[Données d'annotation de mise en page]
○ ○ ○ ○ ○

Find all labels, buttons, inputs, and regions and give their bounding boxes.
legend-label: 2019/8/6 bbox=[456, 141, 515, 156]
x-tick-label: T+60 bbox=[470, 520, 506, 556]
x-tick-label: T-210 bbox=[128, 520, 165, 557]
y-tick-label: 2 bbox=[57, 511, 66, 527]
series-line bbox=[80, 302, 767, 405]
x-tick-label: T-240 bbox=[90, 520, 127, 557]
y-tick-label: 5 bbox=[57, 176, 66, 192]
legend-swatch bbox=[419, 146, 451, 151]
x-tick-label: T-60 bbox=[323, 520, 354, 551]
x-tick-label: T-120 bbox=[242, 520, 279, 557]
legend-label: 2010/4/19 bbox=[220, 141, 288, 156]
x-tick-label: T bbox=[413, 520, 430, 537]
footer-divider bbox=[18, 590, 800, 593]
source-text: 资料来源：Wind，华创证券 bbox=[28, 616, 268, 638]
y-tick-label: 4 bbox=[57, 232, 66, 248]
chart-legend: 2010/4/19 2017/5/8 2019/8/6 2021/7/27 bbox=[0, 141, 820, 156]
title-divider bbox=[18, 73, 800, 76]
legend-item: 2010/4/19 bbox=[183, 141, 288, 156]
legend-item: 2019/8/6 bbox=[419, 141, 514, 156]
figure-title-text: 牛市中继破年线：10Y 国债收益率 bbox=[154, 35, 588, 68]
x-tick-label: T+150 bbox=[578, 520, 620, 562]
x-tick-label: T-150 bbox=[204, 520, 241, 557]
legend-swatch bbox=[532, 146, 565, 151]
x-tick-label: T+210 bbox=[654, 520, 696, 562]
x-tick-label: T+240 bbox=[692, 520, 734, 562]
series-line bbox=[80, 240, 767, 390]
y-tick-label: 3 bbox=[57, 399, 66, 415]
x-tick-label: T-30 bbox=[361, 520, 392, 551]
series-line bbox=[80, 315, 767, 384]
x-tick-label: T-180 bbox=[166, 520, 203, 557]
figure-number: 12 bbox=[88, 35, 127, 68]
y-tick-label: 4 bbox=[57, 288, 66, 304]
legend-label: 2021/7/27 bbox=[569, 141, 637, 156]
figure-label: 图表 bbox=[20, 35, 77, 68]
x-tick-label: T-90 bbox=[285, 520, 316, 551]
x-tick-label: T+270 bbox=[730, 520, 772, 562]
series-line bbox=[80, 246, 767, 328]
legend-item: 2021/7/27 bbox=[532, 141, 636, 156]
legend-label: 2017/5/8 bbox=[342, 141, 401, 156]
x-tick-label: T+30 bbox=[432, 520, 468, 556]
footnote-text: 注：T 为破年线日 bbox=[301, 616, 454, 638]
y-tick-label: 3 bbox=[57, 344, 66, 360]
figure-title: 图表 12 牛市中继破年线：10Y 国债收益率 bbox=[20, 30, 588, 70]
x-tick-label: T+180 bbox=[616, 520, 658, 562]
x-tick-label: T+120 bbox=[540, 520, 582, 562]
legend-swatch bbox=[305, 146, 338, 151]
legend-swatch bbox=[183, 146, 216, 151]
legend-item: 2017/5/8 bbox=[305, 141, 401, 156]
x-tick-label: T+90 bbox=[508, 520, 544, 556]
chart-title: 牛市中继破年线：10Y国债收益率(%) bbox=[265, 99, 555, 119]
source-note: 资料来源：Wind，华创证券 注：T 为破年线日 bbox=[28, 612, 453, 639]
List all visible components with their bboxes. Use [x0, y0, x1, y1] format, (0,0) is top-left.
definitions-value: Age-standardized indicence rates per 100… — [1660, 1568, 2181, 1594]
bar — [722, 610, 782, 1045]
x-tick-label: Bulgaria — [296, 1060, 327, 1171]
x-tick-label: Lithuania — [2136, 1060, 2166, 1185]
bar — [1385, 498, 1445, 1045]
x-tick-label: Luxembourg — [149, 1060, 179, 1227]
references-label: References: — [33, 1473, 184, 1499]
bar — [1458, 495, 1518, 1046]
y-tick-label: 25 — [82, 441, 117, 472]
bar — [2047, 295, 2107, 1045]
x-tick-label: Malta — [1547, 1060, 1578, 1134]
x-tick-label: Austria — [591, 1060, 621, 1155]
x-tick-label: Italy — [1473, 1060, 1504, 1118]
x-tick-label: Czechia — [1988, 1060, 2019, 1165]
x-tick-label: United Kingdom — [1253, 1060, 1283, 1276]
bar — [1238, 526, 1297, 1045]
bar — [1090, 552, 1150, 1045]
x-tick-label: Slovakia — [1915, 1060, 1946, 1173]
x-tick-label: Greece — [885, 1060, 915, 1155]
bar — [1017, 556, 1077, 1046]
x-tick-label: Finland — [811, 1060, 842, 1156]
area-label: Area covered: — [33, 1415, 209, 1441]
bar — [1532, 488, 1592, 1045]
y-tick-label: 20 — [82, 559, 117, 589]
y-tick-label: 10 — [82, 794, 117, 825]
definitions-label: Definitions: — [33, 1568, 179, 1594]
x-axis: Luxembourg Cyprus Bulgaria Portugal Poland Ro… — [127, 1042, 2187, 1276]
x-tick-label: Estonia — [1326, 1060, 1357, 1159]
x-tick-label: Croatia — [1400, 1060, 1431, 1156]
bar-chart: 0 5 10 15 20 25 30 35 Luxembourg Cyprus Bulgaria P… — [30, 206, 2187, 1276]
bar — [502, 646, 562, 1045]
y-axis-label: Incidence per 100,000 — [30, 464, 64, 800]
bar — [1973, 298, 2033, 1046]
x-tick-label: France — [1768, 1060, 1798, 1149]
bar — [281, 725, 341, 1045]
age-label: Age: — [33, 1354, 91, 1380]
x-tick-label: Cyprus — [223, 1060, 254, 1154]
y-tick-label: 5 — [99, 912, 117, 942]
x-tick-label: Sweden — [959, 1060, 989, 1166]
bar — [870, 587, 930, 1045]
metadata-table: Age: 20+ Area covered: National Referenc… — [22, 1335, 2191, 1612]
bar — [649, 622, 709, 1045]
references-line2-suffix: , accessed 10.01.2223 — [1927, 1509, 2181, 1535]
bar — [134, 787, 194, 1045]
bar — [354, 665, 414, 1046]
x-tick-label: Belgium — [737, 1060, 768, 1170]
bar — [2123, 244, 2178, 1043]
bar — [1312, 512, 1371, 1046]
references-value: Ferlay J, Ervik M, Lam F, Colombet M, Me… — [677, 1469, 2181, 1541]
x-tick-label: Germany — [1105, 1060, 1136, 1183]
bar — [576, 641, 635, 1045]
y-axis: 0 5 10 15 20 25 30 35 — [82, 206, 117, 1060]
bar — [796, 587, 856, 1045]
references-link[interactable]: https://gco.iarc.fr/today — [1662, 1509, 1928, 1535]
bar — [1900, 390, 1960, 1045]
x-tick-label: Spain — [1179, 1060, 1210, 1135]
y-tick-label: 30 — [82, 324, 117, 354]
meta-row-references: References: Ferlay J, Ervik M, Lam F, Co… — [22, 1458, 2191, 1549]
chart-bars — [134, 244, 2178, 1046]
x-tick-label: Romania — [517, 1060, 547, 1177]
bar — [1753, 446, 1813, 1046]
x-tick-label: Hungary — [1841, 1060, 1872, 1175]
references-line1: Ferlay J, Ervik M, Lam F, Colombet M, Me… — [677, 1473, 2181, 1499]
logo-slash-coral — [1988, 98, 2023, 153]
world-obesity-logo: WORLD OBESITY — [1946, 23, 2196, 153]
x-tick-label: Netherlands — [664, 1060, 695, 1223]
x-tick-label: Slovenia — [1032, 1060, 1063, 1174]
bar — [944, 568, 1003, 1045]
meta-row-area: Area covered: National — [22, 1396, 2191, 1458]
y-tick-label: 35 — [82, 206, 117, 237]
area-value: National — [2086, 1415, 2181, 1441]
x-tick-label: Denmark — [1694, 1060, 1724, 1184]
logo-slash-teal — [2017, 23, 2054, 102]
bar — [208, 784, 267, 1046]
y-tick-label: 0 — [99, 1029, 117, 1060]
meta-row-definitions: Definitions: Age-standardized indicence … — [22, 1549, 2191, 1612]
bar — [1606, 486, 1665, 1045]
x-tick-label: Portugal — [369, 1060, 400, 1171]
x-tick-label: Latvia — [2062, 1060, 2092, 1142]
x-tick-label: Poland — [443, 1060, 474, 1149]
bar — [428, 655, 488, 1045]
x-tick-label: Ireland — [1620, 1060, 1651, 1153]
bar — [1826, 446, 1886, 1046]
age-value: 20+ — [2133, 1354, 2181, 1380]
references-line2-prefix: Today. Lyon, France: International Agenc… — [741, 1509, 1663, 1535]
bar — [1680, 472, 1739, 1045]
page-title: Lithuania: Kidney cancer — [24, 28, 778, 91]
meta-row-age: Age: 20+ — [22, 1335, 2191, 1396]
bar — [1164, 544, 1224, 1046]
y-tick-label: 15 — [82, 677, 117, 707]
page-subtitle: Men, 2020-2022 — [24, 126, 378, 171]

○ ○ ○ ○ ○

Consigne: Mettez à jour, s'il vous plaît, les lignes allant du début des entrées jusqu'à celle qui contient « legend-label: 2010/4/19 bbox=[220, 141, 288, 156] », les deux incluses : remplacez « legend-swatch » par « legend-marker » et laissez tout le reste inchangé.

Réponse rédigée:
Find all labels, buttons, inputs, and regions and give their bounding boxes.
legend-label: 2019/8/6 bbox=[456, 141, 515, 156]
x-tick-label: T+60 bbox=[470, 520, 506, 556]
x-tick-label: T-210 bbox=[128, 520, 165, 557]
y-tick-label: 2 bbox=[57, 511, 66, 527]
series-line bbox=[80, 302, 767, 405]
x-tick-label: T-240 bbox=[90, 520, 127, 557]
y-tick-label: 5 bbox=[57, 176, 66, 192]
legend-marker bbox=[419, 146, 451, 151]
x-tick-label: T-60 bbox=[323, 520, 354, 551]
x-tick-label: T-120 bbox=[242, 520, 279, 557]
legend-label: 2010/4/19 bbox=[220, 141, 288, 156]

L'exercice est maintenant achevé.